* [PROVIDED MATERIAL]:

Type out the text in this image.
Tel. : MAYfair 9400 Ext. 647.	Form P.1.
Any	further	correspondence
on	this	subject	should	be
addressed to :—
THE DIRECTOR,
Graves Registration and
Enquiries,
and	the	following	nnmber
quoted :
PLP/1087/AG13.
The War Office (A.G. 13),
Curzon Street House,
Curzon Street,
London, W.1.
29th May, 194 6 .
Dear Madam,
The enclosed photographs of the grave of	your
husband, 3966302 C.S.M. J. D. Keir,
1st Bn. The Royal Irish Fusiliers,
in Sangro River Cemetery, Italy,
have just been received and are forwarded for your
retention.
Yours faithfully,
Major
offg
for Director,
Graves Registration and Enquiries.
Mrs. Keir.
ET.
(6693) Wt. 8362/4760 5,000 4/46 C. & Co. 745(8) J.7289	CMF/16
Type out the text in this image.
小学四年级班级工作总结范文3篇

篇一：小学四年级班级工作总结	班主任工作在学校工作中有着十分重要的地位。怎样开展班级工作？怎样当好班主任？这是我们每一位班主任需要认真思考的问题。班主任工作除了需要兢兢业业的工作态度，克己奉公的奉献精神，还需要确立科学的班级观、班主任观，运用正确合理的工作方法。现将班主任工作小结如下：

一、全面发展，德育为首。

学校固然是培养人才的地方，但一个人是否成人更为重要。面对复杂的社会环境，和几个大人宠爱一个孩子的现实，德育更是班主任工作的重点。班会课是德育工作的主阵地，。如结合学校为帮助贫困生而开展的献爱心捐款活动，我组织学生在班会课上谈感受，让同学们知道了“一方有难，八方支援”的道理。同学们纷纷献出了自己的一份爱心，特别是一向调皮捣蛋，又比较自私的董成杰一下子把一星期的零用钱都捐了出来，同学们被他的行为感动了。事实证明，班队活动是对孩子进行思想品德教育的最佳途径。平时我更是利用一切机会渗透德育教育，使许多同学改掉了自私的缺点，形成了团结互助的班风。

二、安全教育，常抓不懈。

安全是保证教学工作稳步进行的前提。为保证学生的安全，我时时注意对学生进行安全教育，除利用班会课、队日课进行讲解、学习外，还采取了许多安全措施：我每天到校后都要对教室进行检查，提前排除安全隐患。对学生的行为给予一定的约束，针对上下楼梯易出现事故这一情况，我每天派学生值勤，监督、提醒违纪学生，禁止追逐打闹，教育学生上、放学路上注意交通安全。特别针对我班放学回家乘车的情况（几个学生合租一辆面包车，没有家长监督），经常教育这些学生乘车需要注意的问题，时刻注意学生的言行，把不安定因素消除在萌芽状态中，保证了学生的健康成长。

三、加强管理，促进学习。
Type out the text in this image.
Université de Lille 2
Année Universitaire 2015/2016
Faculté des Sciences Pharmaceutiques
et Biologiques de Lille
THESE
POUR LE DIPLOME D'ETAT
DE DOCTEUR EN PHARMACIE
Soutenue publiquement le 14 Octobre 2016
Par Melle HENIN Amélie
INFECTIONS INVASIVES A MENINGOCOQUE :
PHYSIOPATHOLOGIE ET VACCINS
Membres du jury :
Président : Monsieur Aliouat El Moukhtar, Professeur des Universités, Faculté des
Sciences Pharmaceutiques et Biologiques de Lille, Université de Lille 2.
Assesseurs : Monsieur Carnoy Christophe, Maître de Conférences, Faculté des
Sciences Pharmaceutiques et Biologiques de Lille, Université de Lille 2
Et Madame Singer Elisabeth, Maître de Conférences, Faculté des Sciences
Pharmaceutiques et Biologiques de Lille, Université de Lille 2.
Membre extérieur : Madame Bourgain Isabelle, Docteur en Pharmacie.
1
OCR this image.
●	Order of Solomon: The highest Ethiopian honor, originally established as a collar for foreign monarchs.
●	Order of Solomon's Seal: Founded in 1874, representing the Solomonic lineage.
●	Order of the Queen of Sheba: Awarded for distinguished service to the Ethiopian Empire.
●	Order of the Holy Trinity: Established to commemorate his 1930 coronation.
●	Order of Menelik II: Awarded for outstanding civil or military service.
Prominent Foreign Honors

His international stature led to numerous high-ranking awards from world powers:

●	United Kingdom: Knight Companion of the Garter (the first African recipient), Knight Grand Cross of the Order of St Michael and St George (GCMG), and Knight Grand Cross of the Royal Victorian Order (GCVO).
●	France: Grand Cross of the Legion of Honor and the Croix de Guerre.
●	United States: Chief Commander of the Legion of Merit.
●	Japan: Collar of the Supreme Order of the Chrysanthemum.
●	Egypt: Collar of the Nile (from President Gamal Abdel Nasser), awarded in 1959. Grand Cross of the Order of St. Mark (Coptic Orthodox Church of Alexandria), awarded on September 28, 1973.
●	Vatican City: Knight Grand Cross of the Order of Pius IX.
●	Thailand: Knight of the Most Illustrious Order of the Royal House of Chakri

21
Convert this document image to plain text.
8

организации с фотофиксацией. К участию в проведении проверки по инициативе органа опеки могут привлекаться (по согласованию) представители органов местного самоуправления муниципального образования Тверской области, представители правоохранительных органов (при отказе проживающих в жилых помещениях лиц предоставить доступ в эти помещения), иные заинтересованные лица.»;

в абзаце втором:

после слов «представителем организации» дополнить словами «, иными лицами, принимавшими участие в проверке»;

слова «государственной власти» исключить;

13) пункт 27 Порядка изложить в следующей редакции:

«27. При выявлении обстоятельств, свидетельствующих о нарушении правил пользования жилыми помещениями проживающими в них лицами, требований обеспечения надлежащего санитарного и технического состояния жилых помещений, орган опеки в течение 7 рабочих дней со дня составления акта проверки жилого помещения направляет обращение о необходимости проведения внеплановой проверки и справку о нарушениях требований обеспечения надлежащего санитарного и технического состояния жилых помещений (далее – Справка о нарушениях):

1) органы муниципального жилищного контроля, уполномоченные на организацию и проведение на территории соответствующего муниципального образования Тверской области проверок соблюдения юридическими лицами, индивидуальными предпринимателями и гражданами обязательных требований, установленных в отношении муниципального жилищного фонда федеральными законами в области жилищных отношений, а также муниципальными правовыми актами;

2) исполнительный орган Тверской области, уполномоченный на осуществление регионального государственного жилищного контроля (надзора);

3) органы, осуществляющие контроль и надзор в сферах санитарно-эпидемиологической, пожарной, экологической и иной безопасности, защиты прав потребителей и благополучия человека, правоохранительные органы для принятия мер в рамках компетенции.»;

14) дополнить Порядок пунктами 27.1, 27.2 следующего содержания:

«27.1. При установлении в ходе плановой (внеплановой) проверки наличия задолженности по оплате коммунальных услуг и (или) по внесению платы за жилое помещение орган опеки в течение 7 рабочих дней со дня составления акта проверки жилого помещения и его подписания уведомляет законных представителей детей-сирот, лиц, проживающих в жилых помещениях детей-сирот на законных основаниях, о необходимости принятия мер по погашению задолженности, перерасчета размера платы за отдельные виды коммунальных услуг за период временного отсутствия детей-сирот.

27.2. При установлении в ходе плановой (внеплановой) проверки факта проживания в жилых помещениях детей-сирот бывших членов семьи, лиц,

* [DO THIS]: Copy out all the entries shown above, character for character.

* [RESPONSE]:
Type out the text in this image.
Tel. : MAYfair 9400 Ext. 647.	Form P.1.
Any	further	correspondence
on	this	subject	should	be
addressed to :—
THE DIRECTOR,
Graves Registration and
Enquiries,
and	the	following	nnmber
quoted :
PLP/1087/AG13.
The War Office (A.G. 13),
Curzon Street House,
Curzon Street,
London, W.1.
29th May, 194 6 .
Dear Madam,
The enclosed photographs of the grave of	your
husband, 3966302 C.S.M. J. D. Keir,
1st Bn. The Royal Irish Fusiliers,
in Sangro River Cemetery, Italy,
have just been received and are forwarded for your
retention.
Yours faithfully,
Major
offg
for Director,
Graves Registration and Enquiries.
Mrs. Keir.
ET.
(6693) Wt. 8362/4760 5,000 4/46 C. & Co. 745(8) J.7289	CMF/16
Type out the text in this image.
小学四年级班级工作总结范文3篇

篇一：小学四年级班级工作总结	班主任工作在学校工作中有着十分重要的地位。怎样开展班级工作？怎样当好班主任？这是我们每一位班主任需要认真思考的问题。班主任工作除了需要兢兢业业的工作态度，克己奉公的奉献精神，还需要确立科学的班级观、班主任观，运用正确合理的工作方法。现将班主任工作小结如下：

一、全面发展，德育为首。

学校固然是培养人才的地方，但一个人是否成人更为重要。面对复杂的社会环境，和几个大人宠爱一个孩子的现实，德育更是班主任工作的重点。班会课是德育工作的主阵地，。如结合学校为帮助贫困生而开展的献爱心捐款活动，我组织学生在班会课上谈感受，让同学们知道了“一方有难，八方支援”的道理。同学们纷纷献出了自己的一份爱心，特别是一向调皮捣蛋，又比较自私的董成杰一下子把一星期的零用钱都捐了出来，同学们被他的行为感动了。事实证明，班队活动是对孩子进行思想品德教育的最佳途径。平时我更是利用一切机会渗透德育教育，使许多同学改掉了自私的缺点，形成了团结互助的班风。

二、安全教育，常抓不懈。

安全是保证教学工作稳步进行的前提。为保证学生的安全，我时时注意对学生进行安全教育，除利用班会课、队日课进行讲解、学习外，还采取了许多安全措施：我每天到校后都要对教室进行检查，提前排除安全隐患。对学生的行为给予一定的约束，针对上下楼梯易出现事故这一情况，我每天派学生值勤，监督、提醒违纪学生，禁止追逐打闹，教育学生上、放学路上注意交通安全。特别针对我班放学回家乘车的情况（几个学生合租一辆面包车，没有家长监督），经常教育这些学生乘车需要注意的问题，时刻注意学生的言行，把不安定因素消除在萌芽状态中，保证了学生的健康成长。

三、加强管理，促进学习。
Type out the text in this image.
Université de Lille 2
Année Universitaire 2015/2016
Faculté des Sciences Pharmaceutiques
et Biologiques de Lille
THESE
POUR LE DIPLOME D'ETAT
DE DOCTEUR EN PHARMACIE
Soutenue publiquement le 14 Octobre 2016
Par Melle HENIN Amélie
INFECTIONS INVASIVES A MENINGOCOQUE :
PHYSIOPATHOLOGIE ET VACCINS
Membres du jury :
Président : Monsieur Aliouat El Moukhtar, Professeur des Universités, Faculté des
Sciences Pharmaceutiques et Biologiques de Lille, Université de Lille 2.
Assesseurs : Monsieur Carnoy Christophe, Maître de Conférences, Faculté des
Sciences Pharmaceutiques et Biologiques de Lille, Université de Lille 2
Et Madame Singer Elisabeth, Maître de Conférences, Faculté des Sciences
Pharmaceutiques et Biologiques de Lille, Université de Lille 2.
Membre extérieur : Madame Bourgain Isabelle, Docteur en Pharmacie.
1
OCR this image.
●	Order of Solomon: The highest Ethiopian honor, originally established as a collar for foreign monarchs.
●	Order of Solomon's Seal: Founded in 1874, representing the Solomonic lineage.
●	Order of the Queen of Sheba: Awarded for distinguished service to the Ethiopian Empire.
●	Order of the Holy Trinity: Established to commemorate his 1930 coronation.
●	Order of Menelik II: Awarded for outstanding civil or military service.
Prominent Foreign Honors

His international stature led to numerous high-ranking awards from world powers:

●	United Kingdom: Knight Companion of the Garter (the first African recipient), Knight Grand Cross of the Order of St Michael and St George (GCMG), and Knight Grand Cross of the Royal Victorian Order (GCVO).
●	France: Grand Cross of the Legion of Honor and the Croix de Guerre.
●	United States: Chief Commander of the Legion of Merit.
●	Japan: Collar of the Supreme Order of the Chrysanthemum.
●	Egypt: Collar of the Nile (from President Gamal Abdel Nasser), awarded in 1959. Grand Cross of the Order of St. Mark (Coptic Orthodox Church of Alexandria), awarded on September 28, 1973.
●	Vatican City: Knight Grand Cross of the Order of Pius IX.
●	Thailand: Knight of the Most Illustrious Order of the Royal House of Chakri

21
Convert this document image to plain text.
8

организации с фотофиксацией. К участию в проведении проверки по инициативе органа опеки могут привлекаться (по согласованию) представители органов местного самоуправления муниципального образования Тверской области, представители правоохранительных органов (при отказе проживающих в жилых помещениях лиц предоставить доступ в эти помещения), иные заинтересованные лица.»;

в абзаце втором:

после слов «представителем организации» дополнить словами «, иными лицами, принимавшими участие в проверке»;

слова «государственной власти» исключить;

13) пункт 27 Порядка изложить в следующей редакции:

«27. При выявлении обстоятельств, свидетельствующих о нарушении правил пользования жилыми помещениями проживающими в них лицами, требований обеспечения надлежащего санитарного и технического состояния жилых помещений, орган опеки в течение 7 рабочих дней со дня составления акта проверки жилого помещения направляет обращение о необходимости проведения внеплановой проверки и справку о нарушениях требований обеспечения надлежащего санитарного и технического состояния жилых помещений (далее – Справка о нарушениях):

1) органы муниципального жилищного контроля, уполномоченные на организацию и проведение на территории соответствующего муниципального образования Тверской области проверок соблюдения юридическими лицами, индивидуальными предпринимателями и гражданами обязательных требований, установленных в отношении муниципального жилищного фонда федеральными законами в области жилищных отношений, а также муниципальными правовыми актами;

2) исполнительный орган Тверской области, уполномоченный на осуществление регионального государственного жилищного контроля (надзора);

3) органы, осуществляющие контроль и надзор в сферах санитарно-эпидемиологической, пожарной, экологической и иной безопасности, защиты прав потребителей и благополучия человека, правоохранительные органы для принятия мер в рамках компетенции.»;

14) дополнить Порядок пунктами 27.1, 27.2 следующего содержания:

«27.1. При установлении в ходе плановой (внеплановой) проверки наличия задолженности по оплате коммунальных услуг и (или) по внесению платы за жилое помещение орган опеки в течение 7 рабочих дней со дня составления акта проверки жилого помещения и его подписания уведомляет законных представителей детей-сирот, лиц, проживающих в жилых помещениях детей-сирот на законных основаниях, о необходимости принятия мер по погашению задолженности, перерасчета размера платы за отдельные виды коммунальных услуг за период временного отсутствия детей-сирот.

27.2. При установлении в ходе плановой (внеплановой) проверки факта проживания в жилых помещениях детей-сирот бывших членов семьи, лиц,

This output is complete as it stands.